◆ **Direction**:
Copy the data precisely, character for character, and leave out every picture.

◆ **Records supplied**:
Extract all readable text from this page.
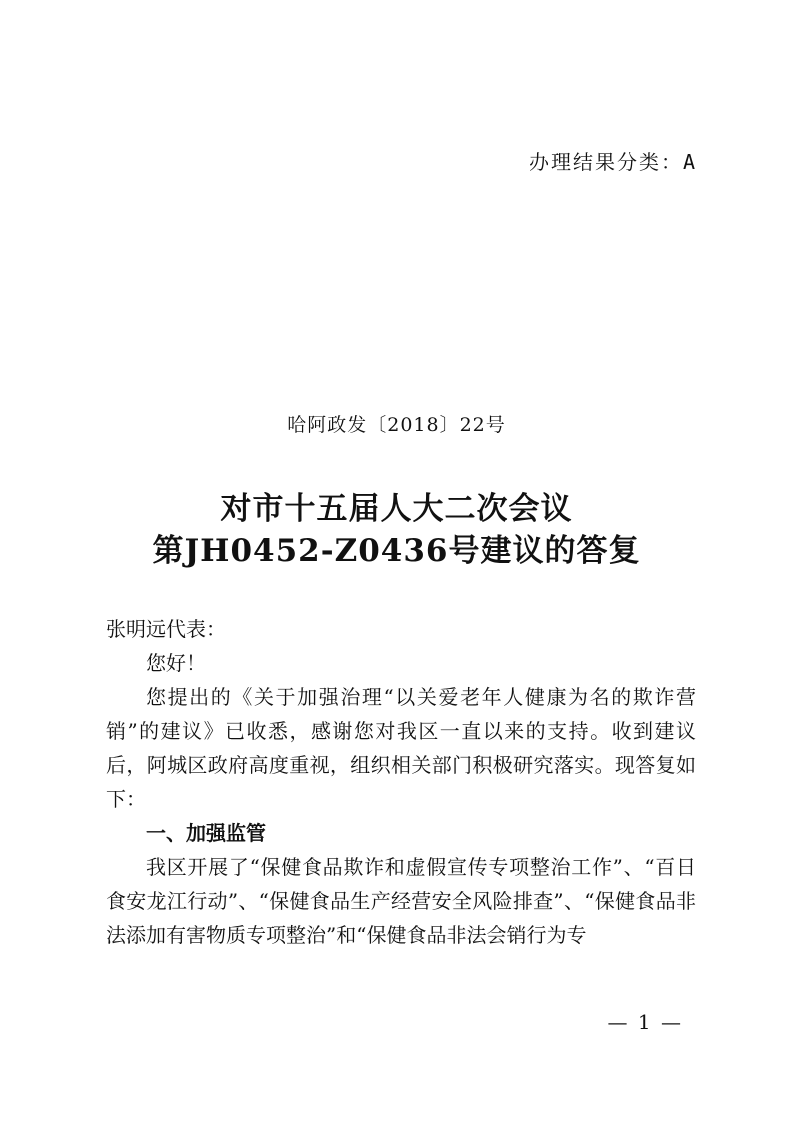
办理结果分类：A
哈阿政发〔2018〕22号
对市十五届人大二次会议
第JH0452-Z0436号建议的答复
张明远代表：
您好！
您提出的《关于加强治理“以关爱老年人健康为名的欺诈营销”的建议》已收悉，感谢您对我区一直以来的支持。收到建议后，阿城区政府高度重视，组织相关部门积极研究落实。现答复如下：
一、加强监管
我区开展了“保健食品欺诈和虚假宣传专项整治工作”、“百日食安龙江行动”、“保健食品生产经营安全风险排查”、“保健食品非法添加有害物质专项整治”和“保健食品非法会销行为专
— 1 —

◆ **Correct output**:
Extract all readable text from this page.
办理结果分类：A
哈阿政发〔2018〕22号
对市十五届人大二次会议
第JH0452-Z0436号建议的答复
张明远代表：
您好！
您提出的《关于加强治理“以关爱老年人健康为名的欺诈营销”的建议》已收悉，感谢您对我区一直以来的支持。收到建议后，阿城区政府高度重视，组织相关部门积极研究落实。现答复如下：
一、加强监管
我区开展了“保健食品欺诈和虚假宣传专项整治工作”、“百日食安龙江行动”、“保健食品生产经营安全风险排查”、“保健食品非法添加有害物质专项整治”和“保健食品非法会销行为专
— 1 —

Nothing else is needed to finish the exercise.